* **Dataset entries**:

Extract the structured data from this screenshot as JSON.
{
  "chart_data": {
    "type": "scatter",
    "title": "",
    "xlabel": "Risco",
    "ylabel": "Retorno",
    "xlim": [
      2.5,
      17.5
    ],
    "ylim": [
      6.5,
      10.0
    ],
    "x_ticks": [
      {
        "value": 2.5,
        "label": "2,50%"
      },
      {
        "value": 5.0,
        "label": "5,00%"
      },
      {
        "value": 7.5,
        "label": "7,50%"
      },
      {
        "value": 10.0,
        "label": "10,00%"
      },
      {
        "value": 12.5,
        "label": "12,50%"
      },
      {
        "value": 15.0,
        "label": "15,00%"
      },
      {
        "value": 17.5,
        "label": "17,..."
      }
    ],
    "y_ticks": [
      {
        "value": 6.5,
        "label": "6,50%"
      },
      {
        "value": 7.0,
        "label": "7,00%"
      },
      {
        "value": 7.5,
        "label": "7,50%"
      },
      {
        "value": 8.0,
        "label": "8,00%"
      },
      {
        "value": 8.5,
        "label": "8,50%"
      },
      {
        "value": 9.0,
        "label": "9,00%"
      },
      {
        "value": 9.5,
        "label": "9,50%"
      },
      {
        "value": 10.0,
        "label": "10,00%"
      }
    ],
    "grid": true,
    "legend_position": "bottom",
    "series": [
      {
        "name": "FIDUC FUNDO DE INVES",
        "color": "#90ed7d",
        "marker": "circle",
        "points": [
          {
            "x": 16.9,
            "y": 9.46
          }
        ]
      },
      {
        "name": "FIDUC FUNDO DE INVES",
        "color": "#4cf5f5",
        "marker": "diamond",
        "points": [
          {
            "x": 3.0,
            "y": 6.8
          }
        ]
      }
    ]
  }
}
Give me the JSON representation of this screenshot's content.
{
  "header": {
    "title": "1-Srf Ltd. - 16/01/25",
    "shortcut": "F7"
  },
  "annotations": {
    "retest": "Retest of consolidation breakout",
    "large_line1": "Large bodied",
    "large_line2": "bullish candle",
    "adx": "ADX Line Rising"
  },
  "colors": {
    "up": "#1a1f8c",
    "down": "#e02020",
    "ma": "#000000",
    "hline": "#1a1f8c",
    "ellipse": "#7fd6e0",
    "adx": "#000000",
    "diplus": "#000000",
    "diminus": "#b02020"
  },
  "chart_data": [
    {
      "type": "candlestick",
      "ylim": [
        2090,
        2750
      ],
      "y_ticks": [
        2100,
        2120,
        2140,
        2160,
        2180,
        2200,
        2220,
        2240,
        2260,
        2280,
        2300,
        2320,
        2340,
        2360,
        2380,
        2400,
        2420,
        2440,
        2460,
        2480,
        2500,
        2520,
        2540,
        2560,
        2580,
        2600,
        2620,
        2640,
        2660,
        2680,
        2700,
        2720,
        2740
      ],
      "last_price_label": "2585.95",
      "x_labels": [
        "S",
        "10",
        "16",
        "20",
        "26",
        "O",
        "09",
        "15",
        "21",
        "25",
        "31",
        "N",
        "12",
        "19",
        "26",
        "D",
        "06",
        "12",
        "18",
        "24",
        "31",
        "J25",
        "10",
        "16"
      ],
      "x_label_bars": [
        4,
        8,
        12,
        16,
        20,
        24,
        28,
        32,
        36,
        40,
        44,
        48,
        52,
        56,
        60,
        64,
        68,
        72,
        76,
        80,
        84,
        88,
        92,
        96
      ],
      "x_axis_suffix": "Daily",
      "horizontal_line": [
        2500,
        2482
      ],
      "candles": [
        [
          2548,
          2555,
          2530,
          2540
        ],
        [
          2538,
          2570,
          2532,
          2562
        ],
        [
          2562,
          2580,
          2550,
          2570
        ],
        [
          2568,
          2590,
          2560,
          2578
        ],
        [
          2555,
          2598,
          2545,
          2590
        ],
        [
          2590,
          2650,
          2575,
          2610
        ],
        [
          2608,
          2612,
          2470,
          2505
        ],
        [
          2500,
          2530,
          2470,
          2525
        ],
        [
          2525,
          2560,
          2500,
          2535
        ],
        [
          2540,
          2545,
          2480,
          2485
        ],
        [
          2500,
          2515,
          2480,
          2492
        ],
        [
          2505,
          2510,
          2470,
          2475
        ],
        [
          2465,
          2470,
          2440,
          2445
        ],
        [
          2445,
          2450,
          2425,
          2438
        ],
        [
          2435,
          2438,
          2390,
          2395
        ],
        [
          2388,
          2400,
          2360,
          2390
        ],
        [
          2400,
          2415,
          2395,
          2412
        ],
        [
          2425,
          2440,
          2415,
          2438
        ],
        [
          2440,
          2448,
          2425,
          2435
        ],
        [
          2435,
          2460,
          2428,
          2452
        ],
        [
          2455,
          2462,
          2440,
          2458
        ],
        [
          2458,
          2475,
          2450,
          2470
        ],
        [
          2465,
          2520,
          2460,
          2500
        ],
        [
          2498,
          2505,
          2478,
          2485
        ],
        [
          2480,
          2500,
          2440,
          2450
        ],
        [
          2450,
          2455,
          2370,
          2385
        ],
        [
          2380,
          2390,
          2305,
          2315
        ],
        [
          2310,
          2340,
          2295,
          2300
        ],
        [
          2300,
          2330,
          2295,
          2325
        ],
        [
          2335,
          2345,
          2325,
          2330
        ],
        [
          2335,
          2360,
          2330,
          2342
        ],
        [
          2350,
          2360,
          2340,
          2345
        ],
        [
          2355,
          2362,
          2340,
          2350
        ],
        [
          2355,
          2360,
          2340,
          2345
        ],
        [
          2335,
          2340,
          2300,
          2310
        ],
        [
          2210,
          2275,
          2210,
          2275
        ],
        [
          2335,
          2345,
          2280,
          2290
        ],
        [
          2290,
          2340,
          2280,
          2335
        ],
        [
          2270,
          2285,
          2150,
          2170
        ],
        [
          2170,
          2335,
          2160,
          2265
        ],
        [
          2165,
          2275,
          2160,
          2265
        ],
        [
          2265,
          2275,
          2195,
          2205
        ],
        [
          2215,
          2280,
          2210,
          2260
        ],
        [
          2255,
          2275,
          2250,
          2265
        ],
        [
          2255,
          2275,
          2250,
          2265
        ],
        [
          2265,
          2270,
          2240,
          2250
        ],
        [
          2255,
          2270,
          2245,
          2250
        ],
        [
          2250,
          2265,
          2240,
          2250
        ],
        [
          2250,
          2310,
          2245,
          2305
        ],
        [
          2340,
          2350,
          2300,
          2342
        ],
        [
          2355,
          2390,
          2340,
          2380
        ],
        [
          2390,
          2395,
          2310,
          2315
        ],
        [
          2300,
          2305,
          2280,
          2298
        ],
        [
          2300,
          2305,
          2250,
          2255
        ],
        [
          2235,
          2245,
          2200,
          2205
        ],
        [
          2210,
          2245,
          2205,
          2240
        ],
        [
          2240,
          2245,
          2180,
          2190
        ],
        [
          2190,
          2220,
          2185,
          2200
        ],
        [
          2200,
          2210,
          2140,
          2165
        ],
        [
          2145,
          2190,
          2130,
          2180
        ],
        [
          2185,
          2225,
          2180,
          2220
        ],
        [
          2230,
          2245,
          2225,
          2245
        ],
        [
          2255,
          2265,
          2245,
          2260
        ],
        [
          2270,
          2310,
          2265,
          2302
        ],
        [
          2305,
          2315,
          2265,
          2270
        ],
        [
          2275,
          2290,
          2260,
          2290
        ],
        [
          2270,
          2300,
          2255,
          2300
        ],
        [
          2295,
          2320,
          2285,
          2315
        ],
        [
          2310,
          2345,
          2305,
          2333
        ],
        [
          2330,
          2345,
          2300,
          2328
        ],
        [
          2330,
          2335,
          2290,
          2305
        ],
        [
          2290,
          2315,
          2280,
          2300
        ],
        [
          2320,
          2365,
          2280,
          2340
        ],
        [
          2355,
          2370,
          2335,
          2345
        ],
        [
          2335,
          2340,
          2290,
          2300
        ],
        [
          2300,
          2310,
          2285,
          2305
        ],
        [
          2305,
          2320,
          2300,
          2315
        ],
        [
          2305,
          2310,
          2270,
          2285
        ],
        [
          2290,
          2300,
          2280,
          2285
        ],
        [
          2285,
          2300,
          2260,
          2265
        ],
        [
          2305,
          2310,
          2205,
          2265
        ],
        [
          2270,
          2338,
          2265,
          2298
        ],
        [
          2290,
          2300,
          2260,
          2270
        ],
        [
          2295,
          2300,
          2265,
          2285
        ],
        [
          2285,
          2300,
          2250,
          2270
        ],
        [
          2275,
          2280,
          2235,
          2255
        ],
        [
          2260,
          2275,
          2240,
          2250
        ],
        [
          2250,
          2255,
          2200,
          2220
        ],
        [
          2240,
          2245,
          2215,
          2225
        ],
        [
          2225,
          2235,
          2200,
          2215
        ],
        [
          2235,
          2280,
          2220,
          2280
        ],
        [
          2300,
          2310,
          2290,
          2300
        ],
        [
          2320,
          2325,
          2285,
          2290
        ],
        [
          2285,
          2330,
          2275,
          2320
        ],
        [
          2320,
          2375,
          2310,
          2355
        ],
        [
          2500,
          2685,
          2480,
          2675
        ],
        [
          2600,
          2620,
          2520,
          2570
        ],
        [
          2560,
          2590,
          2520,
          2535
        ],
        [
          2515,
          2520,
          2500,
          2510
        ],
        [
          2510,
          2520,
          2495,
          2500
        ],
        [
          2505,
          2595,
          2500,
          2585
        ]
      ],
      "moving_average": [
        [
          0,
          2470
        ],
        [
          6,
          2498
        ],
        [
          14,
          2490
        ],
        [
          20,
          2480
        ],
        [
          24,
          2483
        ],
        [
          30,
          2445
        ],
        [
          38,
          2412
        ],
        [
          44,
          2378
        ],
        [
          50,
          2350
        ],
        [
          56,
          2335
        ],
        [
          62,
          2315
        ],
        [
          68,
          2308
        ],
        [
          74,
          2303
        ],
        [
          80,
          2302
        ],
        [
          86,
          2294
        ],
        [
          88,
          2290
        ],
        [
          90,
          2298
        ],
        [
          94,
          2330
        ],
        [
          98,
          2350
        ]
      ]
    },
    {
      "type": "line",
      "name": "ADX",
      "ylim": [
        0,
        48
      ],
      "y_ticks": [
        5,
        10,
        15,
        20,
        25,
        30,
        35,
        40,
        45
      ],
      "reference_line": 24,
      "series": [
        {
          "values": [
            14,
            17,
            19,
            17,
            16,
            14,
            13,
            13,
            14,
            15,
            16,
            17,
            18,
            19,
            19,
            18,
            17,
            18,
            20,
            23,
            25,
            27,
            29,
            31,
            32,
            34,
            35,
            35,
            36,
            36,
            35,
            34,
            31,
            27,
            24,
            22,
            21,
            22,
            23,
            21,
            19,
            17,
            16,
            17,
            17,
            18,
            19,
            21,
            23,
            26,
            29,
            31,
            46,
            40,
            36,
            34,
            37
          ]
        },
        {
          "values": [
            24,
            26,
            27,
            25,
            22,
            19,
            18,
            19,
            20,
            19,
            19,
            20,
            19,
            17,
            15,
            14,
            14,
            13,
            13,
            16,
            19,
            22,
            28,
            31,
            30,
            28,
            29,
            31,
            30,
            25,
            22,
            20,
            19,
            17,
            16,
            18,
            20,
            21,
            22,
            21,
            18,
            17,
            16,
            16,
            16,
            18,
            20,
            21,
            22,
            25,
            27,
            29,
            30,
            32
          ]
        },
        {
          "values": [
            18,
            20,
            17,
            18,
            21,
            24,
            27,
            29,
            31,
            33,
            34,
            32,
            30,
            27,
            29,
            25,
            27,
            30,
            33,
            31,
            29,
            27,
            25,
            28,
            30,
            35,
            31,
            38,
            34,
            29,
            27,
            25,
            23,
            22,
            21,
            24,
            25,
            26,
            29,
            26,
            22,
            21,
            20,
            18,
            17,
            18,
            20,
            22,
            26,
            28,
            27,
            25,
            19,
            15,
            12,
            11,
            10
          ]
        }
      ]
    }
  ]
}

* **Prompt**:
Check each line of the data above for the string "JSON", then report how many lines have it, with no other words.

* **Final answer**:
2